• [Data entries]:

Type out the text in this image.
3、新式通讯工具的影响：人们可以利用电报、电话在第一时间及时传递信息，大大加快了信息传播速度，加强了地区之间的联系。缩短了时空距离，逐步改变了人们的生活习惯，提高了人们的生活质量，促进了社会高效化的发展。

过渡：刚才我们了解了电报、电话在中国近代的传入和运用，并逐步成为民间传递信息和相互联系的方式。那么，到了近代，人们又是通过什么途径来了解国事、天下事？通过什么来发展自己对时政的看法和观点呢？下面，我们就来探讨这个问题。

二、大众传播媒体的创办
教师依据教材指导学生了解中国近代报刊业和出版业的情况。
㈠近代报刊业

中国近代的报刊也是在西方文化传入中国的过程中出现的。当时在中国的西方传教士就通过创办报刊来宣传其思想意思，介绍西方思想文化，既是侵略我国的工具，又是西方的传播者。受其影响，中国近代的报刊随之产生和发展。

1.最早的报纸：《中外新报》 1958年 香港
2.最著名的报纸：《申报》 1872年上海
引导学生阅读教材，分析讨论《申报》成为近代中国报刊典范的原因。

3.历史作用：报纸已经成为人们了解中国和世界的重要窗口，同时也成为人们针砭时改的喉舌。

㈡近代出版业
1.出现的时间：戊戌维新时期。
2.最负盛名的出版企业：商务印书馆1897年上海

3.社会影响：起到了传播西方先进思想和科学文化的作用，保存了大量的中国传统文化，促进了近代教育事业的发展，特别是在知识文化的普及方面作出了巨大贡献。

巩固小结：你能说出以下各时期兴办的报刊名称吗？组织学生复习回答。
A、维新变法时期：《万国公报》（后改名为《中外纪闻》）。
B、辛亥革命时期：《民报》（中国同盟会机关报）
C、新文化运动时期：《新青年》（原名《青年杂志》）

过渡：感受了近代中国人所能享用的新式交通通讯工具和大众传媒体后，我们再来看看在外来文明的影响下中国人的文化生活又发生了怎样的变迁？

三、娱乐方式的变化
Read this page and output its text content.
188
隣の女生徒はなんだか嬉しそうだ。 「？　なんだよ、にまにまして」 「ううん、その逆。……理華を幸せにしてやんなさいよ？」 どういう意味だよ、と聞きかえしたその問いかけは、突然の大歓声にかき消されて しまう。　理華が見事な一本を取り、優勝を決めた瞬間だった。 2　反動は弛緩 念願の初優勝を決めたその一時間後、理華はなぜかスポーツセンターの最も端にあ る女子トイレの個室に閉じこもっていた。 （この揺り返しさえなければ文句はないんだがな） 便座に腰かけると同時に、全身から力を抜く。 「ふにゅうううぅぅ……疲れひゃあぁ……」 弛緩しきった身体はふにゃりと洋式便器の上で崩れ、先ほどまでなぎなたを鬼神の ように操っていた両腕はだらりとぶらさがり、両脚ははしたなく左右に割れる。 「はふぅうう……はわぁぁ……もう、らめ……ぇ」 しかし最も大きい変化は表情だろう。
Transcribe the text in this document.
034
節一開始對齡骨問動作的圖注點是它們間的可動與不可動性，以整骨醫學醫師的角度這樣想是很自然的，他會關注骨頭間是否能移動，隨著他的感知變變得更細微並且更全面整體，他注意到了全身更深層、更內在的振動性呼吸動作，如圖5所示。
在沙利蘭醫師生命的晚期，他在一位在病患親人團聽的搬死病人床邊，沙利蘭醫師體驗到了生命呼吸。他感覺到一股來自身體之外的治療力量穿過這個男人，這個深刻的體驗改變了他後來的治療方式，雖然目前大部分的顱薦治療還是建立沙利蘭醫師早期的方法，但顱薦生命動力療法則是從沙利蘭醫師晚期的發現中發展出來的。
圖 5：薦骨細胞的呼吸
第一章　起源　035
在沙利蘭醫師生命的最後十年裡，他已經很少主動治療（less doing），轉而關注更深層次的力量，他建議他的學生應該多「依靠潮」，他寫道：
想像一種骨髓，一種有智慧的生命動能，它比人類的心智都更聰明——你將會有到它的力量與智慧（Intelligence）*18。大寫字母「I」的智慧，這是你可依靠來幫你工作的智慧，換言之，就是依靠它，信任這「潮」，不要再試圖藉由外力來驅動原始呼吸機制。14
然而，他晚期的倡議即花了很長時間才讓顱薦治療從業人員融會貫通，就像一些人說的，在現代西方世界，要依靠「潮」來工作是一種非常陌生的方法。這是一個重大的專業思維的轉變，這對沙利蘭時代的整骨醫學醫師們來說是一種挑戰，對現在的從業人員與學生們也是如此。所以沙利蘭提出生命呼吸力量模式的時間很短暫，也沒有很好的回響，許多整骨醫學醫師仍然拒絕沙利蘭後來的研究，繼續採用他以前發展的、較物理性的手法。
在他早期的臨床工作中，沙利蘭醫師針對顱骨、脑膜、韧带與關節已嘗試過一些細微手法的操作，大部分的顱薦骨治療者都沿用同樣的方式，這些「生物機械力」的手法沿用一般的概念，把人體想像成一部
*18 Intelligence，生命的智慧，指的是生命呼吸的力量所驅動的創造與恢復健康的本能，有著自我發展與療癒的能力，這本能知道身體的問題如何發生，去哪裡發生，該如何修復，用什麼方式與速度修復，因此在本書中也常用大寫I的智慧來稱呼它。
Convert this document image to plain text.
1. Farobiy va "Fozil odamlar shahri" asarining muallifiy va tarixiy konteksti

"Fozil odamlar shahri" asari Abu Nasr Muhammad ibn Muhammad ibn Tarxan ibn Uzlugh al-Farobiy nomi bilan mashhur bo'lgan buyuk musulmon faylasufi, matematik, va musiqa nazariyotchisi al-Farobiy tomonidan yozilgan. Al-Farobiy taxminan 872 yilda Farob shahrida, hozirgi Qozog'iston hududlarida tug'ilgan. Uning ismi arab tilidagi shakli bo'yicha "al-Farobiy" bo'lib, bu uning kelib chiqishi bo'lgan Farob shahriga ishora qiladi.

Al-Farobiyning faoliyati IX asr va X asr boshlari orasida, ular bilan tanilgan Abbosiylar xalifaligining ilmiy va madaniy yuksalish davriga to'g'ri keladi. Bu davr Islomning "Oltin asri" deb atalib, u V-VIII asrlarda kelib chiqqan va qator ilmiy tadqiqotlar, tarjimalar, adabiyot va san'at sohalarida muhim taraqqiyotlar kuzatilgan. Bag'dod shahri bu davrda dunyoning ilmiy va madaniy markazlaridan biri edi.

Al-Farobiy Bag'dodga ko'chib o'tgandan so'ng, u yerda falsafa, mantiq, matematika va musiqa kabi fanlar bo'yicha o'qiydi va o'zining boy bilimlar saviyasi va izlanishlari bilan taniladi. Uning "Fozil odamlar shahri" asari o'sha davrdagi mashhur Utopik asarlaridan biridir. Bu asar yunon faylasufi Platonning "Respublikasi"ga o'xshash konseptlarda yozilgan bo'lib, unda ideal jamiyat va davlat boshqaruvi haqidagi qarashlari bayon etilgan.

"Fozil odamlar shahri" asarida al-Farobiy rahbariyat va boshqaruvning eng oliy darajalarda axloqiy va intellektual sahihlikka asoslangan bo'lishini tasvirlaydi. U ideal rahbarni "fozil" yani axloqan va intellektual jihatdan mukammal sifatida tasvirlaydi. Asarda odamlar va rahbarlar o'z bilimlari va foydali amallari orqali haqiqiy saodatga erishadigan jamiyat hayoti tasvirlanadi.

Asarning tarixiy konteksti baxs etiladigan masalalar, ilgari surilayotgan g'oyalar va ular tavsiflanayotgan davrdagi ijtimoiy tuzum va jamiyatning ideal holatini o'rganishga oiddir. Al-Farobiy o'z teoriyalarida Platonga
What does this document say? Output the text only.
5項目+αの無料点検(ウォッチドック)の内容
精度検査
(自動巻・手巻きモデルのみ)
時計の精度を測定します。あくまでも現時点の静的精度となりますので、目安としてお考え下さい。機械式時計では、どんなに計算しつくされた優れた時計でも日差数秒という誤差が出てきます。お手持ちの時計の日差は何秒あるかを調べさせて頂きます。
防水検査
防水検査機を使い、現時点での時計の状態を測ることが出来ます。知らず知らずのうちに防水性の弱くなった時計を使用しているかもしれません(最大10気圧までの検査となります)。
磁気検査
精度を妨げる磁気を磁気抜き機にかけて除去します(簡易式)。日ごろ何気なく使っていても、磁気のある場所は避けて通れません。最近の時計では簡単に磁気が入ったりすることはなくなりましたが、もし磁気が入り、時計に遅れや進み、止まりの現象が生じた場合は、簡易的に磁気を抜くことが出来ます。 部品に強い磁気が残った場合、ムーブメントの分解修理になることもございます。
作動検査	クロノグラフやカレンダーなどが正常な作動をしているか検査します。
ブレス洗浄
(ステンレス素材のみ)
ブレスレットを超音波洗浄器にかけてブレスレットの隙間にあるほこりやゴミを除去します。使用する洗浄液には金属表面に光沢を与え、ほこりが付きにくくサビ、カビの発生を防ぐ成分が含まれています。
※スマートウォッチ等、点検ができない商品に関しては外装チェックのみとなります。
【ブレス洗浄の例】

• [Requirements]:
Quote only the lines from the line containing "What does this" through the end of the listing, please, keeping both the first and the last line.

• [Written answer]:
What does this document say? Output the text only.
5項目+αの無料点検(ウォッチドック)の内容
精度検査
(自動巻・手巻きモデルのみ)
時計の精度を測定します。あくまでも現時点の静的精度となりますので、目安としてお考え下さい。機械式時計では、どんなに計算しつくされた優れた時計でも日差数秒という誤差が出てきます。お手持ちの時計の日差は何秒あるかを調べさせて頂きます。
防水検査
防水検査機を使い、現時点での時計の状態を測ることが出来ます。知らず知らずのうちに防水性の弱くなった時計を使用しているかもしれません(最大10気圧までの検査となります)。
磁気検査
精度を妨げる磁気を磁気抜き機にかけて除去します(簡易式)。日ごろ何気なく使っていても、磁気のある場所は避けて通れません。最近の時計では簡単に磁気が入ったりすることはなくなりましたが、もし磁気が入り、時計に遅れや進み、止まりの現象が生じた場合は、簡易的に磁気を抜くことが出来ます。 部品に強い磁気が残った場合、ムーブメントの分解修理になることもございます。
作動検査	クロノグラフやカレンダーなどが正常な作動をしているか検査します。
ブレス洗浄
(ステンレス素材のみ)
ブレスレットを超音波洗浄器にかけてブレスレットの隙間にあるほこりやゴミを除去します。使用する洗浄液には金属表面に光沢を与え、ほこりが付きにくくサビ、カビの発生を防ぐ成分が含まれています。
※スマートウォッチ等、点検ができない商品に関しては外装チェックのみとなります。
【ブレス洗浄の例】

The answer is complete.